CHALLENGE:
Each entry that follows is to be retyped exactly. Pictures do not belong in the copy.

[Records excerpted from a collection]
↓↓↓
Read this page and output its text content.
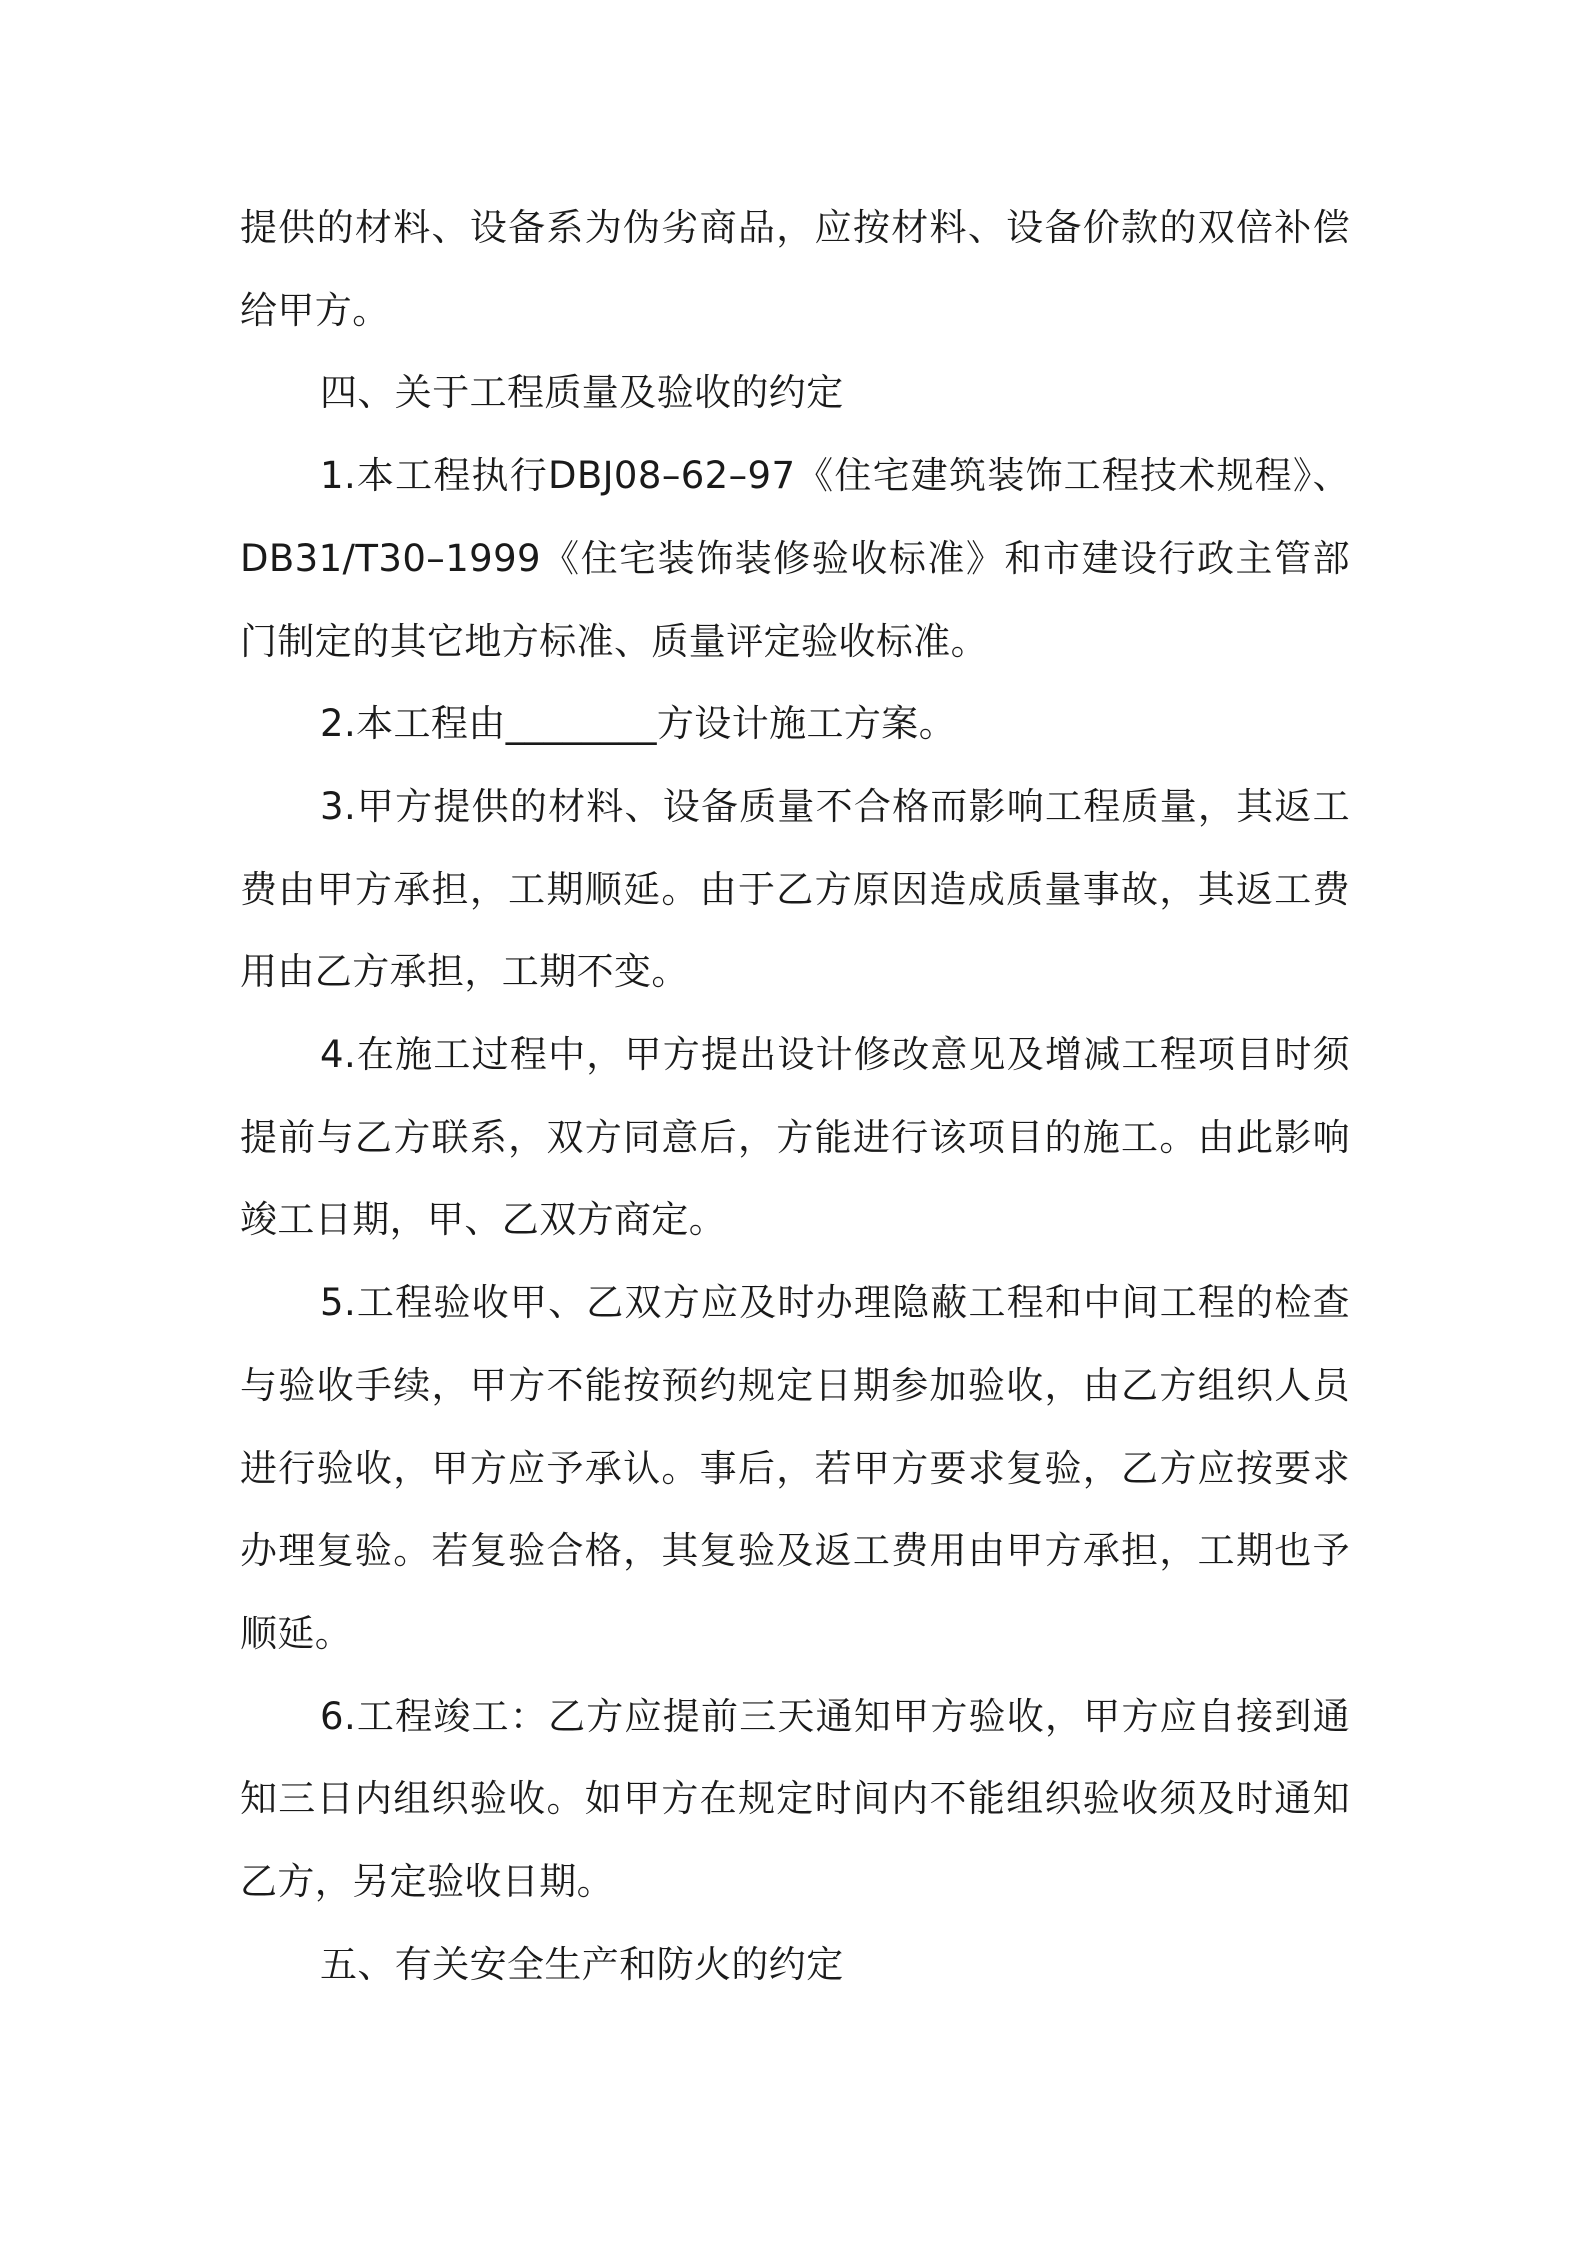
提供的材料、设备系为伪劣商品，应按材料、设备价款的双倍补偿给甲方。

四、关于工程质量及验收的约定

1.本工程执行DBJ08–62–97《住宅建筑装饰工程技术规程》、DB31/T30–1999《住宅装饰装修验收标准》和市建设行政主管部门制定的其它地方标准、质量评定验收标准。

2.本工程由________方设计施工方案。

3.甲方提供的材料、设备质量不合格而影响工程质量，其返工费由甲方承担，工期顺延。由于乙方原因造成质量事故，其返工费用由乙方承担，工期不变。

4.在施工过程中，甲方提出设计修改意见及增减工程项目时须提前与乙方联系，双方同意后，方能进行该项目的施工。由此影响竣工日期，甲、乙双方商定。

5.工程验收甲、乙双方应及时办理隐蔽工程和中间工程的检查与验收手续，甲方不能按预约规定日期参加验收，由乙方组织人员进行验收，甲方应予承认。事后，若甲方要求复验，乙方应按要求办理复验。若复验合格，其复验及返工费用由甲方承担，工期也予顺延。

6.工程竣工：乙方应提前三天通知甲方验收，甲方应自接到通知三日内组织验收。如甲方在规定时间内不能组织验收须及时通知乙方，另定验收日期。

五、有关安全生产和防火的约定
↑↑↑
EXERCISE RESPONSE:
Read this page and output its text content.
提供的材料、设备系为伪劣商品，应按材料、设备价款的双倍补偿给甲方。

四、关于工程质量及验收的约定

1.本工程执行DBJ08–62–97《住宅建筑装饰工程技术规程》、DB31/T30–1999《住宅装饰装修验收标准》和市建设行政主管部门制定的其它地方标准、质量评定验收标准。

2.本工程由________方设计施工方案。

3.甲方提供的材料、设备质量不合格而影响工程质量，其返工费由甲方承担，工期顺延。由于乙方原因造成质量事故，其返工费用由乙方承担，工期不变。

4.在施工过程中，甲方提出设计修改意见及增减工程项目时须提前与乙方联系，双方同意后，方能进行该项目的施工。由此影响竣工日期，甲、乙双方商定。

5.工程验收甲、乙双方应及时办理隐蔽工程和中间工程的检查与验收手续，甲方不能按预约规定日期参加验收，由乙方组织人员进行验收，甲方应予承认。事后，若甲方要求复验，乙方应按要求办理复验。若复验合格，其复验及返工费用由甲方承担，工期也予顺延。

6.工程竣工：乙方应提前三天通知甲方验收，甲方应自接到通知三日内组织验收。如甲方在规定时间内不能组织验收须及时通知乙方，另定验收日期。

五、有关安全生产和防火的约定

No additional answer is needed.